Out of the lines below, please list those that hold the string "pendant".

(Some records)
+-------+

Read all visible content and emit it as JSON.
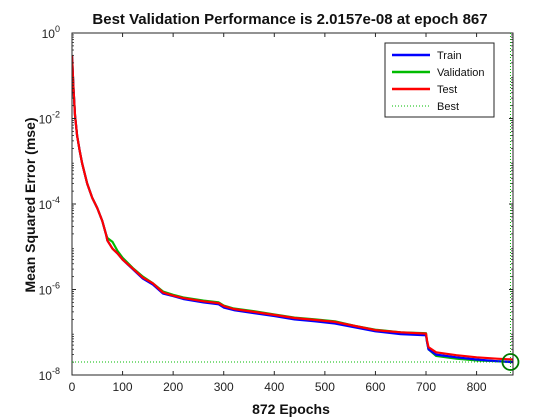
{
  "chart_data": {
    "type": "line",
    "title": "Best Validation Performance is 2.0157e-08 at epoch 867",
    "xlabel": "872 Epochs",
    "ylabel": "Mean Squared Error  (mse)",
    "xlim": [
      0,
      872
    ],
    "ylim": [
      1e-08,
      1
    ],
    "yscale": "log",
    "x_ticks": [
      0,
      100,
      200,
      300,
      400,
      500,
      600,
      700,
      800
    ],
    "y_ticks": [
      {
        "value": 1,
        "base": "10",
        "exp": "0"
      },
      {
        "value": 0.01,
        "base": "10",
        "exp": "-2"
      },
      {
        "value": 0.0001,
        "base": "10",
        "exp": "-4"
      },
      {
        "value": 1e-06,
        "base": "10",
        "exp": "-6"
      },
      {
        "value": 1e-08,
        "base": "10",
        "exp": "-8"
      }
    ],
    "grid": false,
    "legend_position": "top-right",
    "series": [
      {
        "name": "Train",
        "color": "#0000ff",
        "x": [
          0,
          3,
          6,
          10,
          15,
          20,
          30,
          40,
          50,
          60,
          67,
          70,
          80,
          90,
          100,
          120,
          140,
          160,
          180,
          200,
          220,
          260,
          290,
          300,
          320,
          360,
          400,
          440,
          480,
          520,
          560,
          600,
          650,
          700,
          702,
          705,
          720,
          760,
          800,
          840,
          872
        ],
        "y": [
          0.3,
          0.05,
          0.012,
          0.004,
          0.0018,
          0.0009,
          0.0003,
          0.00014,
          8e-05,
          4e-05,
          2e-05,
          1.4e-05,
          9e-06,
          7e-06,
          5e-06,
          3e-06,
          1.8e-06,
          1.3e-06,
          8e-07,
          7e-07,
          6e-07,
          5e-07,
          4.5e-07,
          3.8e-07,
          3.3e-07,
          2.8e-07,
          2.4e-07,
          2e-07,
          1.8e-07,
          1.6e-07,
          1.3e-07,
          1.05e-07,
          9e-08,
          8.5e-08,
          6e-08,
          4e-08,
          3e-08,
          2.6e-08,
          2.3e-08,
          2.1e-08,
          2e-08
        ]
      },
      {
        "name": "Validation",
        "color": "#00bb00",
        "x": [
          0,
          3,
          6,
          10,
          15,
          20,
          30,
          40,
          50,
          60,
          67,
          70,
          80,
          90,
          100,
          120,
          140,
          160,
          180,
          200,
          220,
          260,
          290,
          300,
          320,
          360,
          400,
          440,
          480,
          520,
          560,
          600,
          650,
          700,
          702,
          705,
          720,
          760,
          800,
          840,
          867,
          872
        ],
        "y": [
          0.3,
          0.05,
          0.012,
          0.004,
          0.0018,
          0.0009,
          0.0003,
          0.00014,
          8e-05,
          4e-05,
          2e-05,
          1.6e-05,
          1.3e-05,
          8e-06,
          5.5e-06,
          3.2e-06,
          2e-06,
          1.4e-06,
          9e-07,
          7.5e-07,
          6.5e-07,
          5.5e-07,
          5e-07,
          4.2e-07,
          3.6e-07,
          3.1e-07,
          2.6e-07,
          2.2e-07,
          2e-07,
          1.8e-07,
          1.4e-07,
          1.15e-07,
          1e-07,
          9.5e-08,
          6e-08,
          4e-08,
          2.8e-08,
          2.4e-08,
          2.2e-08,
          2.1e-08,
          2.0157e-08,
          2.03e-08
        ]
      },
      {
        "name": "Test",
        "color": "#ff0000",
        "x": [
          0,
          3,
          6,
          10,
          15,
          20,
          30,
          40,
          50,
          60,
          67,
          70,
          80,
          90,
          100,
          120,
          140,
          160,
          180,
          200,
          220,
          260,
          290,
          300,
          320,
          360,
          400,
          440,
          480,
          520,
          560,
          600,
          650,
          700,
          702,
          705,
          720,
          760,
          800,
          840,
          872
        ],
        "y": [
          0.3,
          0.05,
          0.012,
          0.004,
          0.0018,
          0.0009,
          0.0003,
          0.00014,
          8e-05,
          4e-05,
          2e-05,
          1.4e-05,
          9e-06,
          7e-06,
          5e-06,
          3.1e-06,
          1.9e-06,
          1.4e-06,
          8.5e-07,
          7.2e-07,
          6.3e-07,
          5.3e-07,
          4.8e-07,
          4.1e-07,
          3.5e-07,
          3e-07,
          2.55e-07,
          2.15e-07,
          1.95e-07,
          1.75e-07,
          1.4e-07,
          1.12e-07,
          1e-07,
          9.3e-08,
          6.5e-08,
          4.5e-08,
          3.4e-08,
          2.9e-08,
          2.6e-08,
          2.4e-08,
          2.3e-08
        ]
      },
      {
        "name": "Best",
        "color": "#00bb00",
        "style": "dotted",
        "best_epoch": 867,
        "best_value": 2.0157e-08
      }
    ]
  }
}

+-------+

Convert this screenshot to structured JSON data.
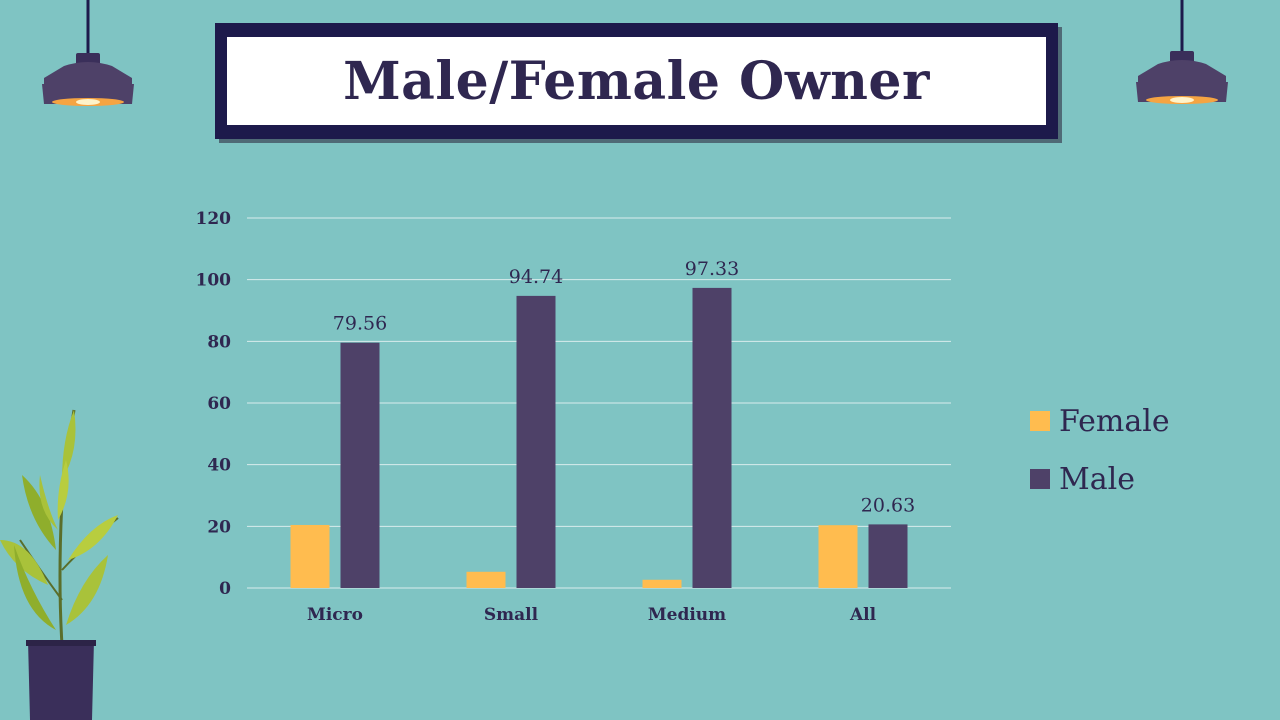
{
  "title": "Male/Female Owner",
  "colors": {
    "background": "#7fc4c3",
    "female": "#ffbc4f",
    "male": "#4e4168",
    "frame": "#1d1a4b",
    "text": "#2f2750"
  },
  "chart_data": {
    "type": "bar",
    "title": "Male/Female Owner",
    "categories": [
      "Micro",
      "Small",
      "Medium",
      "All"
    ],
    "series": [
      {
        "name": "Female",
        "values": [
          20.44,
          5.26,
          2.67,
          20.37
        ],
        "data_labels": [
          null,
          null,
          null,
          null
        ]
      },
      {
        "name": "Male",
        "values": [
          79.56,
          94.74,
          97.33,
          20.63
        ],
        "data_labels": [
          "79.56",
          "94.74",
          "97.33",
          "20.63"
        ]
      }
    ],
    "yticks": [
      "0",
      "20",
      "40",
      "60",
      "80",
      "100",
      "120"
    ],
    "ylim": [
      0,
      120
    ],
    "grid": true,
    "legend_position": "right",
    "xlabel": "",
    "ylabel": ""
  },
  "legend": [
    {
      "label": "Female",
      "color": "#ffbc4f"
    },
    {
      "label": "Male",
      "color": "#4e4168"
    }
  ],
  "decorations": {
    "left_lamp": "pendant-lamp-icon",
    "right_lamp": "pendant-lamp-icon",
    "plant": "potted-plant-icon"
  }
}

+-------+

▸ **Output below**
    "left_lamp": "pendant-lamp-icon",
    "right_lamp": "pendant-lamp-icon",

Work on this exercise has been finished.